**What is being asked**: In the listing below, find every line with the string "kinetic" and pull it out.

**Material to process**:
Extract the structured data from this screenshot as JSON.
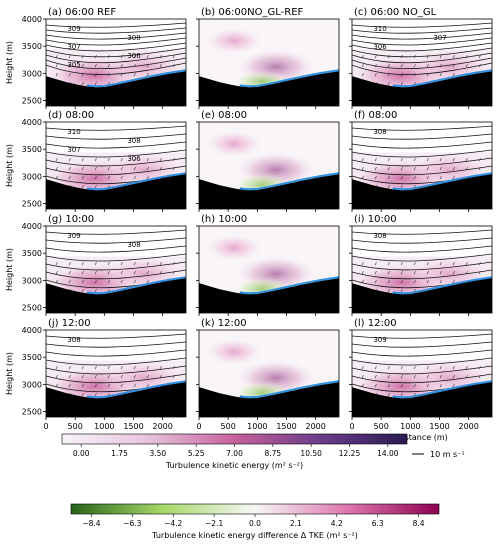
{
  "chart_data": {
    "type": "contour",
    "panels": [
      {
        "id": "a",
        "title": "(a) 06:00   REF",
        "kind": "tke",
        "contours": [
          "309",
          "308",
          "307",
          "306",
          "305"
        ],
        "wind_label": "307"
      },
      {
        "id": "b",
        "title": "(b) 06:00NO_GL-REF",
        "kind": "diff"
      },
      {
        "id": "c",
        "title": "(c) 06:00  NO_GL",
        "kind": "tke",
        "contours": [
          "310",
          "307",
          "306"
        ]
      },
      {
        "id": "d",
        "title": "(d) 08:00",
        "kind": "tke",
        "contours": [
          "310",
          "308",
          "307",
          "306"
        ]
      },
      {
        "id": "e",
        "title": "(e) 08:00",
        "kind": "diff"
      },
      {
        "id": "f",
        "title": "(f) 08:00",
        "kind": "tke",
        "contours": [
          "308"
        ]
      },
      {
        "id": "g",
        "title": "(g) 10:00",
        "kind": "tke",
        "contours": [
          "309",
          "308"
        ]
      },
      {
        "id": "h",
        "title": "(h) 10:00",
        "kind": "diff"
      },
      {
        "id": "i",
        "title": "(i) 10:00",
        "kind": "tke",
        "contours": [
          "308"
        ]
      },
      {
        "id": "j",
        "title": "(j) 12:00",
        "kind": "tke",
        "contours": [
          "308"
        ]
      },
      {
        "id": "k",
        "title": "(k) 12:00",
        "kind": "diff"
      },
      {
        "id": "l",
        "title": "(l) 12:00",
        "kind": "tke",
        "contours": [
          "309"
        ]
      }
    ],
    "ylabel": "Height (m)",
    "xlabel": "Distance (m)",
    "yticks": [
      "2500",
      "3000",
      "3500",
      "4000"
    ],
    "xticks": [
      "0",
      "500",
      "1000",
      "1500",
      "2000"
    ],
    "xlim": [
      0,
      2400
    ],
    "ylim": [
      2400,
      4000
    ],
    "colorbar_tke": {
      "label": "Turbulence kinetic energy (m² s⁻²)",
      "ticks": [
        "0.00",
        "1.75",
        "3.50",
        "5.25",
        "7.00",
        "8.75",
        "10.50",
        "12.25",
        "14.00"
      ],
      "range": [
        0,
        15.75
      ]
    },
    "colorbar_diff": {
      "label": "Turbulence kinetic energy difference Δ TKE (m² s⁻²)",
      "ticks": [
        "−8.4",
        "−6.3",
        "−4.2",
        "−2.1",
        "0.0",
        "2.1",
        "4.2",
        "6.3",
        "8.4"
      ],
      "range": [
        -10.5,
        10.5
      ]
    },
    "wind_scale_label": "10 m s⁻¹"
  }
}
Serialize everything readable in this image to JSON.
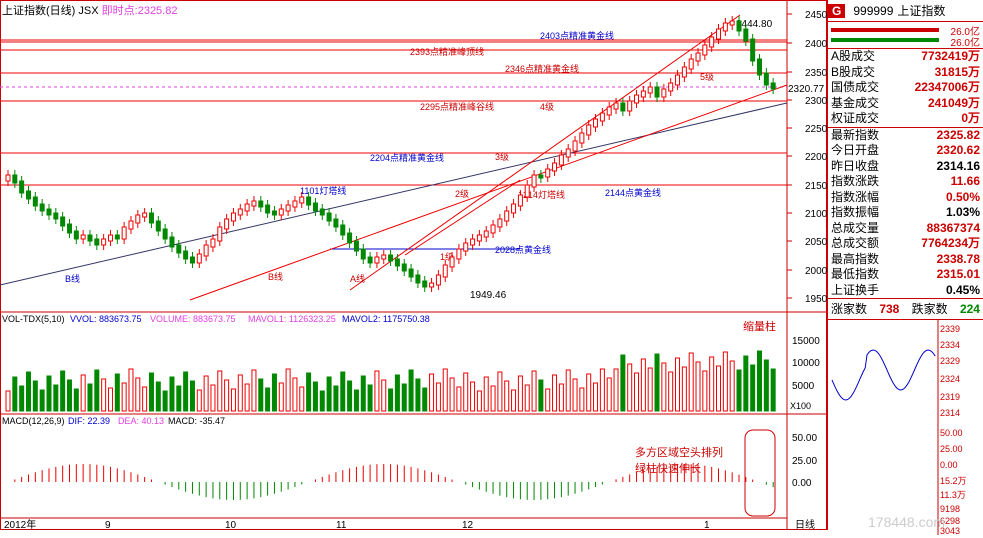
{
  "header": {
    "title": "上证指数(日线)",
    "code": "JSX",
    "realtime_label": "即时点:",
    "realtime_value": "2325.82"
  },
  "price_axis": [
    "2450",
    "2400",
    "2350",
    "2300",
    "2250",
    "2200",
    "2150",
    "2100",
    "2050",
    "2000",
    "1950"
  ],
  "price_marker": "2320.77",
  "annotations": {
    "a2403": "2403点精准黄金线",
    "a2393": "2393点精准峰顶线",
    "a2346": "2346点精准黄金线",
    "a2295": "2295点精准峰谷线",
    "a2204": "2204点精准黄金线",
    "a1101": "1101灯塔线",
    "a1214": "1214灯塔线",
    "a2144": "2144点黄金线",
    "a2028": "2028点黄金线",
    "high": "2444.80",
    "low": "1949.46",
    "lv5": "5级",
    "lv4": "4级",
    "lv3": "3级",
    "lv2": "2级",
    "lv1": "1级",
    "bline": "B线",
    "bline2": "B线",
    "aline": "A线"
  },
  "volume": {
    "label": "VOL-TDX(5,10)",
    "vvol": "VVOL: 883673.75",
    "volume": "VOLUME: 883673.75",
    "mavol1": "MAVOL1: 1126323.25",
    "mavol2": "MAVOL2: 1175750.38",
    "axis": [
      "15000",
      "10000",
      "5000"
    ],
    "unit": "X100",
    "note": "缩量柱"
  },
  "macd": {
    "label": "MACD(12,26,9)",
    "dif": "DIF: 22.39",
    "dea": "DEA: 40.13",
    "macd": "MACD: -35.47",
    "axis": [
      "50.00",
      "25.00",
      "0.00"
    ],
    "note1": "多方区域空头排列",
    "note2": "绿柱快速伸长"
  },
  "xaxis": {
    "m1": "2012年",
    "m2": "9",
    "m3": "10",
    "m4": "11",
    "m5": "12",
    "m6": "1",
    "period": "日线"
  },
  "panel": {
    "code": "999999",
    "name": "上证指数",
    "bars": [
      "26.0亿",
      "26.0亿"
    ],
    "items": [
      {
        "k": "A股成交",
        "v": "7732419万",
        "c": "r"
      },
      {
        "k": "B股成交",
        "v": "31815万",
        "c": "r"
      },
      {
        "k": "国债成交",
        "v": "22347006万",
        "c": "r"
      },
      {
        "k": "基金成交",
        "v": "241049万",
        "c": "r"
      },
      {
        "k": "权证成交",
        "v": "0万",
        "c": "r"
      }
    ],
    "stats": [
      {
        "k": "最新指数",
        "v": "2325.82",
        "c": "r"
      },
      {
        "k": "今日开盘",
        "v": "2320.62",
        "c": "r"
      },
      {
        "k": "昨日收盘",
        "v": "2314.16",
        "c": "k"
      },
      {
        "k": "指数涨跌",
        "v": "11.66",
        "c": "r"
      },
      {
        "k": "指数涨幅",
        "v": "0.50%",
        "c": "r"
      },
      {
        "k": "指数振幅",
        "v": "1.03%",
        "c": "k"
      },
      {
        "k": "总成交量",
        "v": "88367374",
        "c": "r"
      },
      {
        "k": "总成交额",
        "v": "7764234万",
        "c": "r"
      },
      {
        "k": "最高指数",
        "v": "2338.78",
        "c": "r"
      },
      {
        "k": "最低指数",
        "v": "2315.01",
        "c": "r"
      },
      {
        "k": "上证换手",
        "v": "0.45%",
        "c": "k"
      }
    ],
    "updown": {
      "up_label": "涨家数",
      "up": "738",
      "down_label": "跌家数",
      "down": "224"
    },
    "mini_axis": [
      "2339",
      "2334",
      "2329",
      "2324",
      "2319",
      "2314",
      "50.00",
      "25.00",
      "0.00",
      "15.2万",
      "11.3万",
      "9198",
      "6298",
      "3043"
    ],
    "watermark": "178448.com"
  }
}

**Task output**:
      "label": "Turbulence kinetic energy (m² s⁻²)",
      "label": "Turbulence kinetic energy difference Δ TKE (m² s⁻²)",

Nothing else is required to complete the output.